### TASK PROMPT
How many lines of the entries below include the word "ranges"? Answer with the number alone.
-*-
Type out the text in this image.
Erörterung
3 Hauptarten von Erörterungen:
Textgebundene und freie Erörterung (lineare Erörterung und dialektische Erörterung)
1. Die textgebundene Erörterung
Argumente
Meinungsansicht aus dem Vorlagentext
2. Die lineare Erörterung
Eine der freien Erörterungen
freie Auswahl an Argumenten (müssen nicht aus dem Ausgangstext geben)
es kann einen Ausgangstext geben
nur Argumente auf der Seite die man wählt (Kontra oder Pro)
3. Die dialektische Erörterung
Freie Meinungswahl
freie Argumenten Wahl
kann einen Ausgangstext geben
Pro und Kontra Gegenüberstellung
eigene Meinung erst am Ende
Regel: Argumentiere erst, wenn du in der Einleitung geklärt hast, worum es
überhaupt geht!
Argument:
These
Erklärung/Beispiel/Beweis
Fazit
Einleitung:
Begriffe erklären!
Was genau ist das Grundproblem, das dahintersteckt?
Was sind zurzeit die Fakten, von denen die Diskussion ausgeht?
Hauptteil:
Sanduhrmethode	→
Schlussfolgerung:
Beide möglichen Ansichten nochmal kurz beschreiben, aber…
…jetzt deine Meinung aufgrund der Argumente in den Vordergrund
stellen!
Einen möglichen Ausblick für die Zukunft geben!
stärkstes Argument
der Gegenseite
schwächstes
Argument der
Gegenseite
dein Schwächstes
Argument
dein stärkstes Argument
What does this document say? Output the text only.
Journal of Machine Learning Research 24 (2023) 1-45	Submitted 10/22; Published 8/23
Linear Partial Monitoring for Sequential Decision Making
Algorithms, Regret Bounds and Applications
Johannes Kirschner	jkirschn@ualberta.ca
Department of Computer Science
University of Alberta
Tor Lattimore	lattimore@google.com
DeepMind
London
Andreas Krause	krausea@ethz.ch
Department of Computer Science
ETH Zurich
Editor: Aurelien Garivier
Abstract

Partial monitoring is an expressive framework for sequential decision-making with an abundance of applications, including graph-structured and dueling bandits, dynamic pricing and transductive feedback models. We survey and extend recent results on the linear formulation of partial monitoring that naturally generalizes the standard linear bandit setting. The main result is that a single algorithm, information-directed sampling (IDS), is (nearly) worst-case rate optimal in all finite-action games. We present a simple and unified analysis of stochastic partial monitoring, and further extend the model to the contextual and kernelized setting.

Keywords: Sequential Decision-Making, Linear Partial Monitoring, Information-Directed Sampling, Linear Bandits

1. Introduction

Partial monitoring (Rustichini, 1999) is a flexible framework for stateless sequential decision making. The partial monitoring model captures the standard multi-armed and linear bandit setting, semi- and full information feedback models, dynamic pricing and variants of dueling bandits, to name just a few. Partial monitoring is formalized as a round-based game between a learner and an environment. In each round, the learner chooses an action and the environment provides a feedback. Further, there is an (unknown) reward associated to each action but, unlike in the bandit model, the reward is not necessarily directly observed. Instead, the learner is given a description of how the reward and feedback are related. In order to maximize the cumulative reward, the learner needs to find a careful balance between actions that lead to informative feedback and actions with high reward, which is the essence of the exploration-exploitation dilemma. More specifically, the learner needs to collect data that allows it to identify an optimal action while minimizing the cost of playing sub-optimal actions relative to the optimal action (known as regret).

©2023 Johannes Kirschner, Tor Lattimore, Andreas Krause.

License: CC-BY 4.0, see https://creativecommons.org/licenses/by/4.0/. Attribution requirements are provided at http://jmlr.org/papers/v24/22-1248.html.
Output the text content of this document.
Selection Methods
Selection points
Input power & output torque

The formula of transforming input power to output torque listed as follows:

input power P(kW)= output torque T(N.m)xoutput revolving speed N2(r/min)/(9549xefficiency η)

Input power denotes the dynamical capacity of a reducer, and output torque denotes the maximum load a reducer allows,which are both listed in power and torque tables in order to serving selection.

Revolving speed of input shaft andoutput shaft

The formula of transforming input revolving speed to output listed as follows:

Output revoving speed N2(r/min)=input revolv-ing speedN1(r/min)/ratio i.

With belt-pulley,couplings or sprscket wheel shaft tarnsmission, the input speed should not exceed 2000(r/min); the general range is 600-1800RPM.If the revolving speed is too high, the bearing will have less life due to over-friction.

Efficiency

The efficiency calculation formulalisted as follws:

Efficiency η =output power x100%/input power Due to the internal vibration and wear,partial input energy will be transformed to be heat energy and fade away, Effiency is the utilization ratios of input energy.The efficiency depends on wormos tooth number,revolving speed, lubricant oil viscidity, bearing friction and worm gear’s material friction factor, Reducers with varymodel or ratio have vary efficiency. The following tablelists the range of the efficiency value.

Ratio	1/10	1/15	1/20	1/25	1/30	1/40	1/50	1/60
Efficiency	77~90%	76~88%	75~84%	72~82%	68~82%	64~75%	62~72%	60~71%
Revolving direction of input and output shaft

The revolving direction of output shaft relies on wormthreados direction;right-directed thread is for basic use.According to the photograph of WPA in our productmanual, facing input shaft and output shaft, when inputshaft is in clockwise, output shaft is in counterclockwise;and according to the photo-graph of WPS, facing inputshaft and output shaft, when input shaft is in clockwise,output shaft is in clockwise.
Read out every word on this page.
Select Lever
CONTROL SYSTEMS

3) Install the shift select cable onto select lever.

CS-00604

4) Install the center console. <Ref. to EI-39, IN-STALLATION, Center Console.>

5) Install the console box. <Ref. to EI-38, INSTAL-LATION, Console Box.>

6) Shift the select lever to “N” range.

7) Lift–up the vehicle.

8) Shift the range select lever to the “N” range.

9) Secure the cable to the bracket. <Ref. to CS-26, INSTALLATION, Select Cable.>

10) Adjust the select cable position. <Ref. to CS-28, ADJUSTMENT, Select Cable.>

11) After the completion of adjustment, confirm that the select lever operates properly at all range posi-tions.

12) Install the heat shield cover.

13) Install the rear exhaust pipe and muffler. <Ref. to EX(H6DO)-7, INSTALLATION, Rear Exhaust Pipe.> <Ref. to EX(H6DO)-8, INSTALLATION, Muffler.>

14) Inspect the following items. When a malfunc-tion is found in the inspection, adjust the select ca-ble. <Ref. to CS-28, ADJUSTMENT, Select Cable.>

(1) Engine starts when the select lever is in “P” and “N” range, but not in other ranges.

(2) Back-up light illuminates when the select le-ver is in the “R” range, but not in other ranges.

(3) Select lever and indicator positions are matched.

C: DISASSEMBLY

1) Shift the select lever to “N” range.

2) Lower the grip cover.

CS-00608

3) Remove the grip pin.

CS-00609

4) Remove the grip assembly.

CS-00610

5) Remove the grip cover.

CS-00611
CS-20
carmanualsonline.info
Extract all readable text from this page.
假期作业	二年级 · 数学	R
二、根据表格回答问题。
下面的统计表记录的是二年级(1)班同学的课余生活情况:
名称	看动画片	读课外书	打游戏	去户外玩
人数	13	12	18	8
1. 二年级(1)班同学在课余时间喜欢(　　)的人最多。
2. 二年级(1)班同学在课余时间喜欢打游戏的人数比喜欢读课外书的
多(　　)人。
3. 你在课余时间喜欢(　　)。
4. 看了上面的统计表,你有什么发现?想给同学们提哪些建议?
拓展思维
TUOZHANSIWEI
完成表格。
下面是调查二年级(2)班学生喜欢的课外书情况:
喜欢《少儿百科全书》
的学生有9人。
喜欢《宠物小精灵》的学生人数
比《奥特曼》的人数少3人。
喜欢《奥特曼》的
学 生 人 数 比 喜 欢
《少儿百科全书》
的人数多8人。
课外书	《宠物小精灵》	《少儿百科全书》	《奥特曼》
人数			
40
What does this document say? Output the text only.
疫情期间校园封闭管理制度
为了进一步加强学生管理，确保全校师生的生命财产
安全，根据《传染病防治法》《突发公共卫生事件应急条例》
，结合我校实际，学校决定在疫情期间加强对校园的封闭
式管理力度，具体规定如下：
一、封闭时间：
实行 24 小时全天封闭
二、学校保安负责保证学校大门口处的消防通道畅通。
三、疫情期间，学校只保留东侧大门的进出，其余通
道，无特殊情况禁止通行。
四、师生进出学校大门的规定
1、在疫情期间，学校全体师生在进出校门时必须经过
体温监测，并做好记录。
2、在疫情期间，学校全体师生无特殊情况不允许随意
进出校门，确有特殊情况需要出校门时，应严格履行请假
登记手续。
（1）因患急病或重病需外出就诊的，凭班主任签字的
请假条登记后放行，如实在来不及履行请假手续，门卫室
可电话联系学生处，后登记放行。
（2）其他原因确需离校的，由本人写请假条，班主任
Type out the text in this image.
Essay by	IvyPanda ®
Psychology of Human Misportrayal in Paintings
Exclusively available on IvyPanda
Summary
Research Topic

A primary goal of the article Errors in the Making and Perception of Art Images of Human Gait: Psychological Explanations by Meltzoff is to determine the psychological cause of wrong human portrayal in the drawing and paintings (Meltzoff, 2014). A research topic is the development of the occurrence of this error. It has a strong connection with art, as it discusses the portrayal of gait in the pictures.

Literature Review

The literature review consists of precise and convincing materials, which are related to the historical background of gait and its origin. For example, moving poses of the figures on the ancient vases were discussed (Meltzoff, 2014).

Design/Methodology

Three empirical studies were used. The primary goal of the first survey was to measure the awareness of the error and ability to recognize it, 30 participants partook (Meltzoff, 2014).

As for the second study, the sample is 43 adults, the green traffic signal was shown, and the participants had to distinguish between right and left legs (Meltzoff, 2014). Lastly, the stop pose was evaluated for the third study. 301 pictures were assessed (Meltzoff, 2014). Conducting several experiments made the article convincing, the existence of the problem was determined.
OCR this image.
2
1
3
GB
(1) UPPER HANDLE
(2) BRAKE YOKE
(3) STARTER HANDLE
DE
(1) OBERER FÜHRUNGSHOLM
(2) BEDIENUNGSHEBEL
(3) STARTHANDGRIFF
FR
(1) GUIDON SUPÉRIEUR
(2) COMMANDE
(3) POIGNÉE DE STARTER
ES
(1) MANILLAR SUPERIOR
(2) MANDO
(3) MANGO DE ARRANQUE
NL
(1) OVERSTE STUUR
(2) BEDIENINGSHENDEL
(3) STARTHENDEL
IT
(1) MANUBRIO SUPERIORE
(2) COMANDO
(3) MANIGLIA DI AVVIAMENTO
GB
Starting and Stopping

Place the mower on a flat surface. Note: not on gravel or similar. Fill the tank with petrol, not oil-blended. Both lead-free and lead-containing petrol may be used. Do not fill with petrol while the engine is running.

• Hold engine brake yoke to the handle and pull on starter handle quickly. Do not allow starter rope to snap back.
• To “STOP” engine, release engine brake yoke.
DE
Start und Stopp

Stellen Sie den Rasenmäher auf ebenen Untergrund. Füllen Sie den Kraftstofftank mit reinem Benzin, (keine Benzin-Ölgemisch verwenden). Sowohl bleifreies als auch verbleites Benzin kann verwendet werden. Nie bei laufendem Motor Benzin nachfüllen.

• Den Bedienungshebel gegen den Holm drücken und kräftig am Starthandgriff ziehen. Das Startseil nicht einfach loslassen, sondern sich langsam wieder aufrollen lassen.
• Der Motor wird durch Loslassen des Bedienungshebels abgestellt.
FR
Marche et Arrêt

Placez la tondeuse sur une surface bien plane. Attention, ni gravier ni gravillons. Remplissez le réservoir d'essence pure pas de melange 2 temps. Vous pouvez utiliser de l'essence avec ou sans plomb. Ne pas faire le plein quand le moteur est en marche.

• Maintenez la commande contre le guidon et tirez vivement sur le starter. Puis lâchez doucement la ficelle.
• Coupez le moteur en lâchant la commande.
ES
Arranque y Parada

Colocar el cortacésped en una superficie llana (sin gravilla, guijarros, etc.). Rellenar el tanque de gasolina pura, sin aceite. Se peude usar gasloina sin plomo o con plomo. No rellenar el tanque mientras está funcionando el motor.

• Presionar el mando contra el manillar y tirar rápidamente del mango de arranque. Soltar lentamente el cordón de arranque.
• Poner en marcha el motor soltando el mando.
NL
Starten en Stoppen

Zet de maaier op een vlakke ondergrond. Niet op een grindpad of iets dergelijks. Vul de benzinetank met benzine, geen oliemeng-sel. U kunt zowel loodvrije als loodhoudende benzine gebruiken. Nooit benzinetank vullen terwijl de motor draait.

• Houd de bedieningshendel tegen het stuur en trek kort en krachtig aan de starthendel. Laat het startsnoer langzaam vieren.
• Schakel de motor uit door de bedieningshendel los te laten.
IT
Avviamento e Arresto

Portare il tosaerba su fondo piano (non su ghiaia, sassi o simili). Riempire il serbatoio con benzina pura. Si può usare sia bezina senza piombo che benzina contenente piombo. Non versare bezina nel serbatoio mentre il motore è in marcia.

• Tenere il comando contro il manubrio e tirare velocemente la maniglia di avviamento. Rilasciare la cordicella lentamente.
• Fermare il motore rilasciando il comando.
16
-*-
### FINAL ANSWER
2